◆ DIRECTIONS FOR THIS TASK ◆
In the material below, find every line with "both" and pull it out.

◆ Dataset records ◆
-------------------------

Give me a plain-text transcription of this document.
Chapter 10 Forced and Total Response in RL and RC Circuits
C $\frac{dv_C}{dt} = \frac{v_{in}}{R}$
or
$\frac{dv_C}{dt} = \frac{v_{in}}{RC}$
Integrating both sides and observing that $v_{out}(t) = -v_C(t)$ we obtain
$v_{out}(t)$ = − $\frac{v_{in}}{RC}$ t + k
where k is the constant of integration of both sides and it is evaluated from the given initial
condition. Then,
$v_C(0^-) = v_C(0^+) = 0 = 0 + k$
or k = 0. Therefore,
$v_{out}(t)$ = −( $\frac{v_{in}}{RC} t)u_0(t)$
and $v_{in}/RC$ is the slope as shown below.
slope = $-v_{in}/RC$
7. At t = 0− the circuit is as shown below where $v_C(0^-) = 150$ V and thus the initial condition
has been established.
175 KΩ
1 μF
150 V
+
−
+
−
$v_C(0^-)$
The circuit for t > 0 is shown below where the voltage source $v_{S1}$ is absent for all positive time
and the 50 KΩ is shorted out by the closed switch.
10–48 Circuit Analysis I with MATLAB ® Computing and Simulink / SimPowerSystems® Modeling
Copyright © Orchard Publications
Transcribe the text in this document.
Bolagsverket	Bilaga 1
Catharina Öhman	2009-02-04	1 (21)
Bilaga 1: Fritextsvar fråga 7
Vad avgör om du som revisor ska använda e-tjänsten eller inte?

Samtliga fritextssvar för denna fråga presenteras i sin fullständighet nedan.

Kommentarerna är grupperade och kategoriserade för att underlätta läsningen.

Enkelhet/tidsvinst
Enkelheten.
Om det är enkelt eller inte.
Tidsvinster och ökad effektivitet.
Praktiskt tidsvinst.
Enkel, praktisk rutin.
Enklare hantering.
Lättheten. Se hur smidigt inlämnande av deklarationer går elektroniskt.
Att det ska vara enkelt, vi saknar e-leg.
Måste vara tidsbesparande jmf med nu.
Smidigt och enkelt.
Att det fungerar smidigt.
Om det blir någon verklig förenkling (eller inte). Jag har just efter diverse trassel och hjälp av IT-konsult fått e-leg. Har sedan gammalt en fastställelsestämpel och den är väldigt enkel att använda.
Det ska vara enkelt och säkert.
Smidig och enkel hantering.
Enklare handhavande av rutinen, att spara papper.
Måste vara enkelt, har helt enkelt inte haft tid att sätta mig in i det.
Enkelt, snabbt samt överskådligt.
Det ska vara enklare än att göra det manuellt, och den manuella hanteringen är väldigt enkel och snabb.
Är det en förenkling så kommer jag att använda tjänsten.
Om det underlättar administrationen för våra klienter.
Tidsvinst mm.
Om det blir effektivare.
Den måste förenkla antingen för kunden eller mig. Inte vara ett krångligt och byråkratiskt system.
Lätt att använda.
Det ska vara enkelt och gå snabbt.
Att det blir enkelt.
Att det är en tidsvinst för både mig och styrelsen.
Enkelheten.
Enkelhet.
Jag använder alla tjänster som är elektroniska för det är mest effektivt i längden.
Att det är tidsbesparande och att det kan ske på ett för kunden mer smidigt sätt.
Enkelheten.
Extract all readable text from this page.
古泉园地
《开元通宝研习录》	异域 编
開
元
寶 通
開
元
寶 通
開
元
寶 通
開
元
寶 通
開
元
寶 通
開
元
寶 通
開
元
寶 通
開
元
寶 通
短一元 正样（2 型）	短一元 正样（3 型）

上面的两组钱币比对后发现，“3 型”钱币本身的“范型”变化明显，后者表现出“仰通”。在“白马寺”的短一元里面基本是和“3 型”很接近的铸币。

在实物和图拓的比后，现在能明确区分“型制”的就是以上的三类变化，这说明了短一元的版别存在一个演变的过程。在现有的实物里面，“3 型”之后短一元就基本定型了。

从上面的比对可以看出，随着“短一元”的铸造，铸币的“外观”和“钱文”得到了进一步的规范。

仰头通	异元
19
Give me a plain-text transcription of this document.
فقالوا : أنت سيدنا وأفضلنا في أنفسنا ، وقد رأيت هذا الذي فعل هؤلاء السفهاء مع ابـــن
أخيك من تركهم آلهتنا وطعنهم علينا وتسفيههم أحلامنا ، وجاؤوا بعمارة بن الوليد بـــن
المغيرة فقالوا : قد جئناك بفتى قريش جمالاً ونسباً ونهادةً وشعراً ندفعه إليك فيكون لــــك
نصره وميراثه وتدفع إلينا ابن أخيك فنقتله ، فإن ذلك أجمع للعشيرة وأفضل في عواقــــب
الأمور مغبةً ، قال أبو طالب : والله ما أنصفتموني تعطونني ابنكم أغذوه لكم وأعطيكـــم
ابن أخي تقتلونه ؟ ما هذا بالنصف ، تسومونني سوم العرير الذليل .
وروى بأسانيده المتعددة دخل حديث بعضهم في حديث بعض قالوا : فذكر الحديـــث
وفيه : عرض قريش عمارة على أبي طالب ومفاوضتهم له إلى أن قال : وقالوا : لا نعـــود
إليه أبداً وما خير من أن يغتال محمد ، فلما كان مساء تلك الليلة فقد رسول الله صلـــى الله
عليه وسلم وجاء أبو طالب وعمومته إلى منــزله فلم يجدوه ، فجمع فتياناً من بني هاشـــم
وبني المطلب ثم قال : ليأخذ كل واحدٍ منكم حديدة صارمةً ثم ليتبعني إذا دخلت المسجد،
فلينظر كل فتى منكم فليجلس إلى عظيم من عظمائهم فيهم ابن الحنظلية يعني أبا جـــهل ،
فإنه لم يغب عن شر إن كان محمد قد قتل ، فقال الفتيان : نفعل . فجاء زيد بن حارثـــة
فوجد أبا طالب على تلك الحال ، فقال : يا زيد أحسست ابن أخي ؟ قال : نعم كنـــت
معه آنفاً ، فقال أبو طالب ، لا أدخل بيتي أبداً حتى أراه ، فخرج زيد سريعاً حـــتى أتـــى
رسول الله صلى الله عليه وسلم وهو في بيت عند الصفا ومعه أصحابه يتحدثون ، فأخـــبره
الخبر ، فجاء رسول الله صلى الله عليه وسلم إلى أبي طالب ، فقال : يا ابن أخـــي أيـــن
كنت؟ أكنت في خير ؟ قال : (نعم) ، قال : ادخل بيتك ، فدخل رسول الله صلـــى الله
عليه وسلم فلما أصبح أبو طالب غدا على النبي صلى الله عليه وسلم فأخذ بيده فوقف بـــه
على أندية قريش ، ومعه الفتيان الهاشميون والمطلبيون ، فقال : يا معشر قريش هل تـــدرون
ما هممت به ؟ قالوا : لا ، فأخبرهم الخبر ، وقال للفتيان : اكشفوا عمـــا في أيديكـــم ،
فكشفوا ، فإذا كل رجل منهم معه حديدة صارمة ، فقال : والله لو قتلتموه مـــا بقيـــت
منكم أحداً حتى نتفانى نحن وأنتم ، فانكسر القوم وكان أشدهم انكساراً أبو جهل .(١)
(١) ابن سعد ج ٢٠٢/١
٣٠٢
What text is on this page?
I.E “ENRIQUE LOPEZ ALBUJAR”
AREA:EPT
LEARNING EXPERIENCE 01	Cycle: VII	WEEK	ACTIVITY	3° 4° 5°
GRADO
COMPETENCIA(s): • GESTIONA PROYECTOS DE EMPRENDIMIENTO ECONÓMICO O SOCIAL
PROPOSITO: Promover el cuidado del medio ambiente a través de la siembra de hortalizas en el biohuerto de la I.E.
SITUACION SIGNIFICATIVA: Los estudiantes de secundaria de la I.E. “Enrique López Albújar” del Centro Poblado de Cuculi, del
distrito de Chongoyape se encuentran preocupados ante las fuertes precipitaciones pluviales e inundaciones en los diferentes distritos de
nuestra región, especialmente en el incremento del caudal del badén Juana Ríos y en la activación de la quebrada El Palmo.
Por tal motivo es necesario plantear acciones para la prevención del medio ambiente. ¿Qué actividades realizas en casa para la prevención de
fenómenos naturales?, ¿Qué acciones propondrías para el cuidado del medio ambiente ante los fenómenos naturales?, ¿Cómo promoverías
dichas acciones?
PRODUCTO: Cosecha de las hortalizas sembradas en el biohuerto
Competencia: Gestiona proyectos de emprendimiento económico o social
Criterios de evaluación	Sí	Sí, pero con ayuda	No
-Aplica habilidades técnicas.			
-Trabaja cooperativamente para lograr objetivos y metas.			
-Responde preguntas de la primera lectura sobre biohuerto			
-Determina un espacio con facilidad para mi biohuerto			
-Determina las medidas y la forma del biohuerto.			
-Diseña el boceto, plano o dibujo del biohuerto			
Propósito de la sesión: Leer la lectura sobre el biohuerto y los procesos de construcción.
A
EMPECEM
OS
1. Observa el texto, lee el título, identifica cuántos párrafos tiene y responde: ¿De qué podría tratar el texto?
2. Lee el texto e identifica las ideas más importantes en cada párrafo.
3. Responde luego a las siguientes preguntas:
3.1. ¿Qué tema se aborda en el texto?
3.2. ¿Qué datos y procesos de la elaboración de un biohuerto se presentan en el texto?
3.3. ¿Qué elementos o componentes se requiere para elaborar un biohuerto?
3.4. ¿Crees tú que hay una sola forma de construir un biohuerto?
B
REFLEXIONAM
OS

-------------------------

◆ TASK SOLUTION ◆
Integrating both sides and observing that $v_{out}(t) = -v_C(t)$ we obtain
where k is the constant of integration of both sides and it is evaluated from the given initial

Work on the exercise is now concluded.